● THE RECORDS
• • • • • • •

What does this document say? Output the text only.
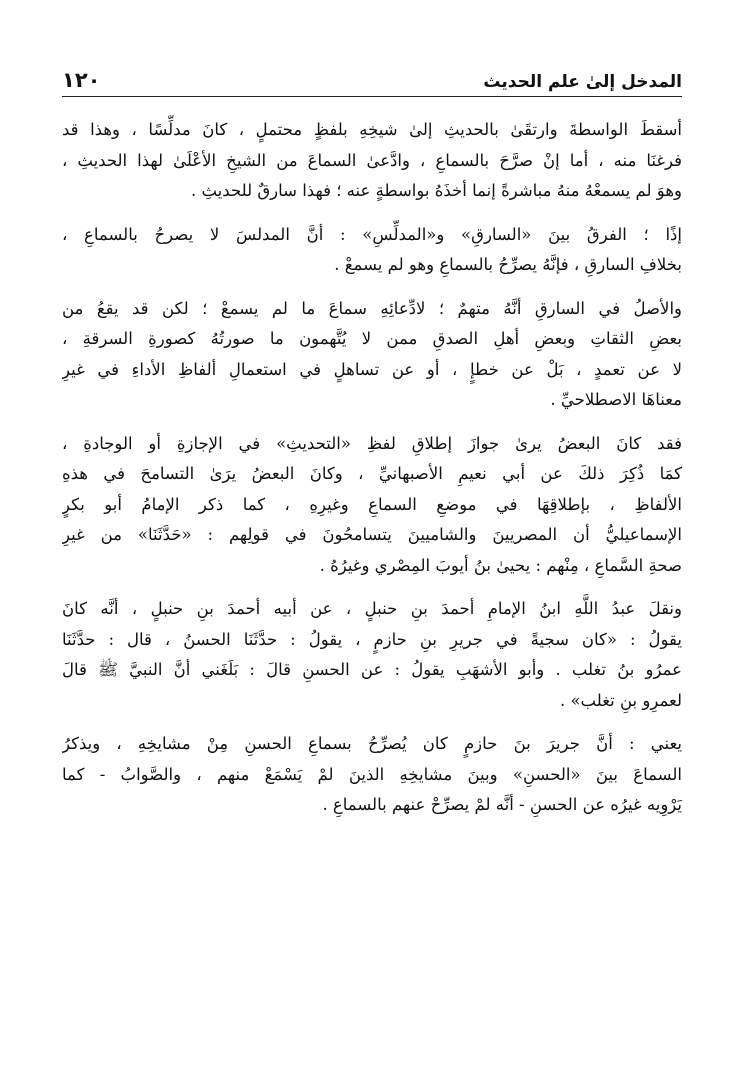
المدخل إلىٰ علم الحديث
١٢٠

أسقطَ الواسطةَ وارتقَىٰ بالحديثِ إلىٰ شيخِهِ بلفظٍ محتملٍ ، كانَ مدلِّسًا ، وهذا قد
فرغنَا منه ، أما إنْ صرَّحَ بالسماعِ ، وادَّعىٰ السماعَ من الشيخِ الأعْلَىٰ لهذا الحديثِ ،
وهوَ لم يسمعْهُ منهُ مباشرةً إنما أخذَهُ بواسطةٍ عنه ؛ فهذا سارقٌ للحديثِ .

إذًا ؛ الفرقُ بينَ «السارقِ» و«المدلِّسِ» : أنَّ المدلسَ لا يصرحُ بالسماعِ ،
بخلافِ السارقِ ، فإنَّهُ يصرِّحُ بالسماعِ وهو لم يسمعْ .

والأصلُ في السارقِ أنَّهُ متهمٌ ؛ لادِّعائِهِ سماعَ ما لم يسمعْ ؛ لكن قد يقعُ من
بعضِ الثقاتِ وبعضِ أهلِ الصدقِ ممن لا يُتَّهمون ما صورتُهُ كصورةِ السرقةِ ،
لا عن تعمدٍ ، بَلْ عن خطإٍ ، أو عن تساهلٍ في استعمالِ ألفاظِ الأداءِ في غيرِ
معناهَا الاصطلاحيِّ .

فقد كانَ البعضُ يرىٰ جوازَ إطلاقِ لفظِ «التحديثِ» في الإجازةِ أو الوجادةِ ،
كمَا ذُكِرَ ذلكَ عن أبي نعيمِ الأصبهانيِّ ، وكانَ البعضُ يرَىٰ التسامحَ في هذهِ
الألفاظِ ، بإطلاقِهَا في موضعِ السماعِ وغيرِهِ ، كما ذكر الإمامُ أبو بكرٍ
الإسماعيليُّ أن المصريينَ والشاميينَ يتسامحُونَ في قولِهم : «حَدَّثَنَا» من غيرِ
صحةِ السَّماعِ ، مِنْهم : يحيىٰ بنُ أيوبَ المِصْري وغيرُهُ .

ونقلَ عبدُ اللَّهِ ابنُ الإمامِ أحمدَ بنِ حنبلٍ ، عن أبيه أحمدَ بنِ حنبلٍ ، أنَّه كانَ
يقولُ : «كان سجيةً في جريرِ بنِ حازمٍ ، يقولُ : حدَّثَنَا الحسنُ ، قال : حدَّثَنَا
عمرُو بنُ تغلب . وأبو الأشهَبِ يقولُ : عن الحسنِ قالَ : بَلَغَني أنَّ النبيَّ ﷺ قالَ
لعمرِو بنِ تغلب» .

يعني : أنَّ جريرَ بنَ حازمٍ كان يُصرِّحُ بسماعِ الحسنِ مِنْ مشايخِهِ ، ويذكرُ
السماعَ بينَ «الحسنِ» وبينَ مشايخِهِ الذينَ لمْ يَسْمَعْ منهم ، والصَّوابُ - كما
يَرْوِيه غيرُه عن الحسنِ - أنَّه لمْ يصرِّحْ عنهم بالسماعِ .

• • • • • • •

● THE EXERCISE
Which lines in the listing above hold the word "الإمام"? Show each of them.

● TASK SOLUTION
الألفاظِ ، بإطلاقِهَا في موضعِ السماعِ وغيرِهِ ، كما ذكر الإمامُ أبو بكرٍ
ونقلَ عبدُ اللَّهِ ابنُ الإمامِ أحمدَ بنِ حنبلٍ ، عن أبيه أحمدَ بنِ حنبلٍ ، أنَّه كانَ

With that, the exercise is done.